> Given task
Omit the images, then output each of the records below exactly.

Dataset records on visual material
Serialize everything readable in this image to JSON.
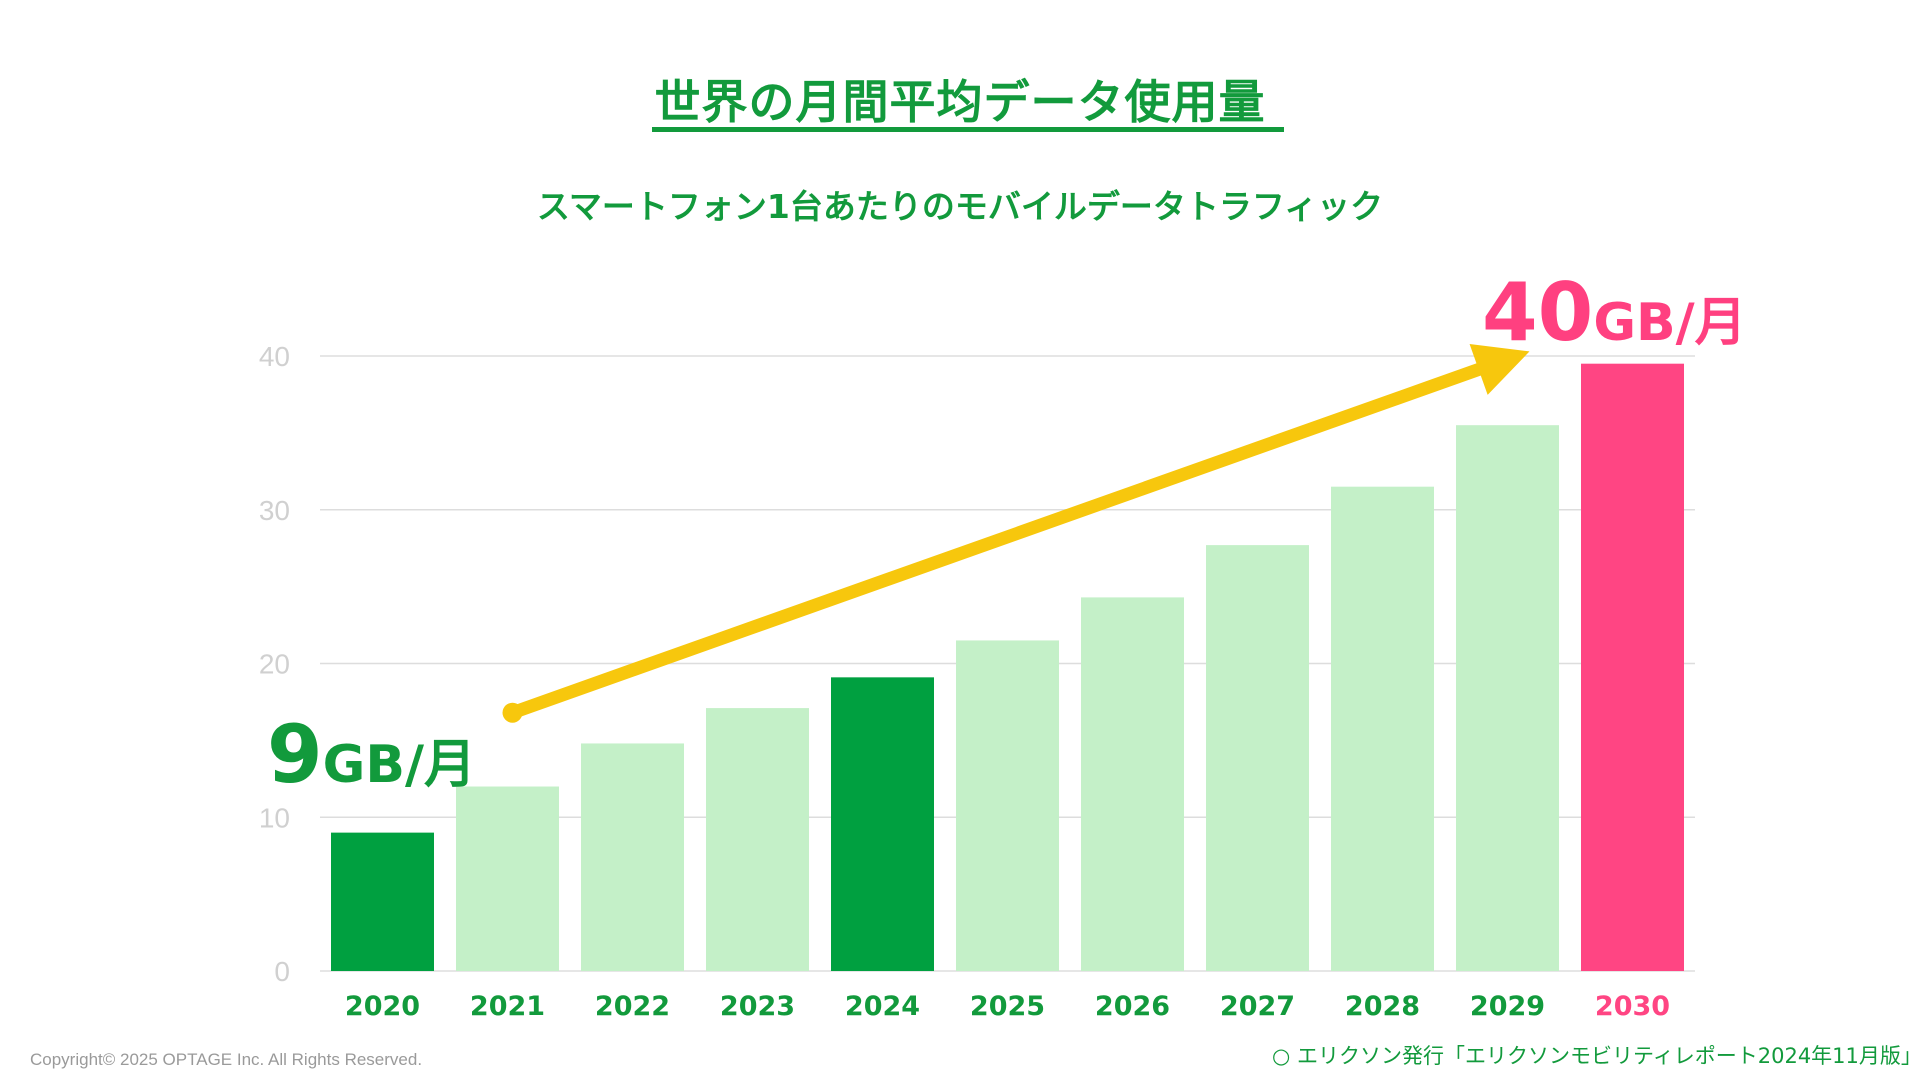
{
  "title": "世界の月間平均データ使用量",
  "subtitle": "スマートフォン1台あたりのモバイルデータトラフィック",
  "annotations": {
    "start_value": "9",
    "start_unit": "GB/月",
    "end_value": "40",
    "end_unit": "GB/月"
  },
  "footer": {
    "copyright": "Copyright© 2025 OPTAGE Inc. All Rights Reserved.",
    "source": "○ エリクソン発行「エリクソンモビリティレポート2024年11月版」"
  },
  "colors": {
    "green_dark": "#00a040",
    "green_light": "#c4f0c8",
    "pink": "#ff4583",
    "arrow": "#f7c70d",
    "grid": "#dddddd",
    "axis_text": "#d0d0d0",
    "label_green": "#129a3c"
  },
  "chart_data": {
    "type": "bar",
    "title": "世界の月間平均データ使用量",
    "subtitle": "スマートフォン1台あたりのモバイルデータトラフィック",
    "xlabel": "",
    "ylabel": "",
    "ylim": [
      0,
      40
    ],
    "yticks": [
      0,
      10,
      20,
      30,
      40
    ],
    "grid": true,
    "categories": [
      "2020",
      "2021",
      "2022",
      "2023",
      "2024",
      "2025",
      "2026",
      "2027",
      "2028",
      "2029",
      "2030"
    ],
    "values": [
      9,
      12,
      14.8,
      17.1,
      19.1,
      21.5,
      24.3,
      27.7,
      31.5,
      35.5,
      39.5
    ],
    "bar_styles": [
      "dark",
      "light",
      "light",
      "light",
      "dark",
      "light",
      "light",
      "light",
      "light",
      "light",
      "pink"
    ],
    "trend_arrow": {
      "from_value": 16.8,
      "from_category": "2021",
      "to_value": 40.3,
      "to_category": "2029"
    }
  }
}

> Response to the exercise
Serialize everything readable in this image to JSON.
{
  "title": "世界の月間平均データ使用量",
  "subtitle": "スマートフォン1台あたりのモバイルデータトラフィック",
  "annotations": {
    "start_value": "9",
    "start_unit": "GB/月",
    "end_value": "40",
    "end_unit": "GB/月"
  },
  "footer": {
    "copyright": "Copyright© 2025 OPTAGE Inc. All Rights Reserved.",
    "source": "○ エリクソン発行「エリクソンモビリティレポート2024年11月版」"
  },
  "colors": {
    "green_dark": "#00a040",
    "green_light": "#c4f0c8",
    "pink": "#ff4583",
    "arrow": "#f7c70d",
    "grid": "#dddddd",
    "axis_text": "#d0d0d0",
    "label_green": "#129a3c"
  },
  "chart_data": {
    "type": "bar",
    "title": "世界の月間平均データ使用量",
    "subtitle": "スマートフォン1台あたりのモバイルデータトラフィック",
    "xlabel": "",
    "ylabel": "",
    "ylim": [
      0,
      40
    ],
    "yticks": [
      0,
      10,
      20,
      30,
      40
    ],
    "grid": true,
    "categories": [
      "2020",
      "2021",
      "2022",
      "2023",
      "2024",
      "2025",
      "2026",
      "2027",
      "2028",
      "2029",
      "2030"
    ],
    "values": [
      9,
      12,
      14.8,
      17.1,
      19.1,
      21.5,
      24.3,
      27.7,
      31.5,
      35.5,
      39.5
    ],
    "bar_styles": [
      "dark",
      "light",
      "light",
      "light",
      "dark",
      "light",
      "light",
      "light",
      "light",
      "light",
      "pink"
    ],
    "trend_arrow": {
      "from_value": 16.8,
      "from_category": "2021",
      "to_value": 40.3,
      "to_category": "2029"
    }
  }
}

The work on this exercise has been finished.